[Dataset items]
Begin
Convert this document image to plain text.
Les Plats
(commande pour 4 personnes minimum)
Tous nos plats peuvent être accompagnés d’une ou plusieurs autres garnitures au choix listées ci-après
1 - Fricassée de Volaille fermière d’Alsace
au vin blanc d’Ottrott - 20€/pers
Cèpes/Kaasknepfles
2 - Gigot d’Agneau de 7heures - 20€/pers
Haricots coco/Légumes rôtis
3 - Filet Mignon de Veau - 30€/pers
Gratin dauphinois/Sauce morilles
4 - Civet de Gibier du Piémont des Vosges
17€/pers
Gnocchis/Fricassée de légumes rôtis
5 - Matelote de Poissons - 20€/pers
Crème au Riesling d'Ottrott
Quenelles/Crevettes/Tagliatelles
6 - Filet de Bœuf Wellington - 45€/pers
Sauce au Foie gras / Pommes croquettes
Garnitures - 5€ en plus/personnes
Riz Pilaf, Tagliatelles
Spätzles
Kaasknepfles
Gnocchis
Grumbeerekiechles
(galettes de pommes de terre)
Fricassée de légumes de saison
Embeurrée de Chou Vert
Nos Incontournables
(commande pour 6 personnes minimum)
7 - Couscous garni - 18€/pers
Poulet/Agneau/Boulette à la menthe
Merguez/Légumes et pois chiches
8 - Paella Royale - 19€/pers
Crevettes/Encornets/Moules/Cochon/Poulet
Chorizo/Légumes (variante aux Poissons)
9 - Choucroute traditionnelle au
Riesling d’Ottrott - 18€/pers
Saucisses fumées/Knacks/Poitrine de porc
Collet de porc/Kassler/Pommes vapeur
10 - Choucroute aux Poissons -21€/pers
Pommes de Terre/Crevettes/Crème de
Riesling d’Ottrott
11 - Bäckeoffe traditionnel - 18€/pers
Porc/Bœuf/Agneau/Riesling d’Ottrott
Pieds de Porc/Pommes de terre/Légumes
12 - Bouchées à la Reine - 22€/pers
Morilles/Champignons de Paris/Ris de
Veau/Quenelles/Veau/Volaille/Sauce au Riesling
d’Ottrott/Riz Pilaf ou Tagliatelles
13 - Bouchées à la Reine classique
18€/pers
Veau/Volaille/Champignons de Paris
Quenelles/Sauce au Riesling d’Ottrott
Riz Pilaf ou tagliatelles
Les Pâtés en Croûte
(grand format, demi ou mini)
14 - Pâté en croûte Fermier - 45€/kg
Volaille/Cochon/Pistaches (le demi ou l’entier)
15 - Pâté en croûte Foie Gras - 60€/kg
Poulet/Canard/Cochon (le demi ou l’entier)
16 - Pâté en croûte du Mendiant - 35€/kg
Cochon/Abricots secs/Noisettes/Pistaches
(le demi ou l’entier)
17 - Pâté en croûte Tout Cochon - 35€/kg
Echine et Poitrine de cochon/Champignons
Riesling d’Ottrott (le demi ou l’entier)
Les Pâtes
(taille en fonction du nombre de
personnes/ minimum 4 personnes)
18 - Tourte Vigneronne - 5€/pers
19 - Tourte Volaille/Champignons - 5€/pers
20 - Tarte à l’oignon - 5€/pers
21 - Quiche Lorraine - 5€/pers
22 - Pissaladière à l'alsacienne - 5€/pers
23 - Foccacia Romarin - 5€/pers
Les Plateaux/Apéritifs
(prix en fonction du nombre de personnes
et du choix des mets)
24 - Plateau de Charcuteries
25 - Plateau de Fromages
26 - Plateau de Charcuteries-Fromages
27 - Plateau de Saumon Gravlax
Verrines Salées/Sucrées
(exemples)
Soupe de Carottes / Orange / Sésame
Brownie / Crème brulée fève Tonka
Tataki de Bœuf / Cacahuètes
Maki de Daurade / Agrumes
End
WORK INSTRUCTIONS
Type out the full listing again, exactly as given.

FINAL RESULT
Convert this document image to plain text.
Les Plats
(commande pour 4 personnes minimum)
Tous nos plats peuvent être accompagnés d’une ou plusieurs autres garnitures au choix listées ci-après
1 - Fricassée de Volaille fermière d’Alsace
au vin blanc d’Ottrott - 20€/pers
Cèpes/Kaasknepfles
2 - Gigot d’Agneau de 7heures - 20€/pers
Haricots coco/Légumes rôtis
3 - Filet Mignon de Veau - 30€/pers
Gratin dauphinois/Sauce morilles
4 - Civet de Gibier du Piémont des Vosges
17€/pers
Gnocchis/Fricassée de légumes rôtis
5 - Matelote de Poissons - 20€/pers
Crème au Riesling d'Ottrott
Quenelles/Crevettes/Tagliatelles
6 - Filet de Bœuf Wellington - 45€/pers
Sauce au Foie gras / Pommes croquettes
Garnitures - 5€ en plus/personnes
Riz Pilaf, Tagliatelles
Spätzles
Kaasknepfles
Gnocchis
Grumbeerekiechles
(galettes de pommes de terre)
Fricassée de légumes de saison
Embeurrée de Chou Vert
Nos Incontournables
(commande pour 6 personnes minimum)
7 - Couscous garni - 18€/pers
Poulet/Agneau/Boulette à la menthe
Merguez/Légumes et pois chiches
8 - Paella Royale - 19€/pers
Crevettes/Encornets/Moules/Cochon/Poulet
Chorizo/Légumes (variante aux Poissons)
9 - Choucroute traditionnelle au
Riesling d’Ottrott - 18€/pers
Saucisses fumées/Knacks/Poitrine de porc
Collet de porc/Kassler/Pommes vapeur
10 - Choucroute aux Poissons -21€/pers
Pommes de Terre/Crevettes/Crème de
Riesling d’Ottrott
11 - Bäckeoffe traditionnel - 18€/pers
Porc/Bœuf/Agneau/Riesling d’Ottrott
Pieds de Porc/Pommes de terre/Légumes
12 - Bouchées à la Reine - 22€/pers
Morilles/Champignons de Paris/Ris de
Veau/Quenelles/Veau/Volaille/Sauce au Riesling
d’Ottrott/Riz Pilaf ou Tagliatelles
13 - Bouchées à la Reine classique
18€/pers
Veau/Volaille/Champignons de Paris
Quenelles/Sauce au Riesling d’Ottrott
Riz Pilaf ou tagliatelles
Les Pâtés en Croûte
(grand format, demi ou mini)
14 - Pâté en croûte Fermier - 45€/kg
Volaille/Cochon/Pistaches (le demi ou l’entier)
15 - Pâté en croûte Foie Gras - 60€/kg
Poulet/Canard/Cochon (le demi ou l’entier)
16 - Pâté en croûte du Mendiant - 35€/kg
Cochon/Abricots secs/Noisettes/Pistaches
(le demi ou l’entier)
17 - Pâté en croûte Tout Cochon - 35€/kg
Echine et Poitrine de cochon/Champignons
Riesling d’Ottrott (le demi ou l’entier)
Les Pâtes
(taille en fonction du nombre de
personnes/ minimum 4 personnes)
18 - Tourte Vigneronne - 5€/pers
19 - Tourte Volaille/Champignons - 5€/pers
20 - Tarte à l’oignon - 5€/pers
21 - Quiche Lorraine - 5€/pers
22 - Pissaladière à l'alsacienne - 5€/pers
23 - Foccacia Romarin - 5€/pers
Les Plateaux/Apéritifs
(prix en fonction du nombre de personnes
et du choix des mets)
24 - Plateau de Charcuteries
25 - Plateau de Fromages
26 - Plateau de Charcuteries-Fromages
27 - Plateau de Saumon Gravlax
Verrines Salées/Sucrées
(exemples)
Soupe de Carottes / Orange / Sésame
Brownie / Crème brulée fève Tonka
Tataki de Bœuf / Cacahuètes
Maki de Daurade / Agrumes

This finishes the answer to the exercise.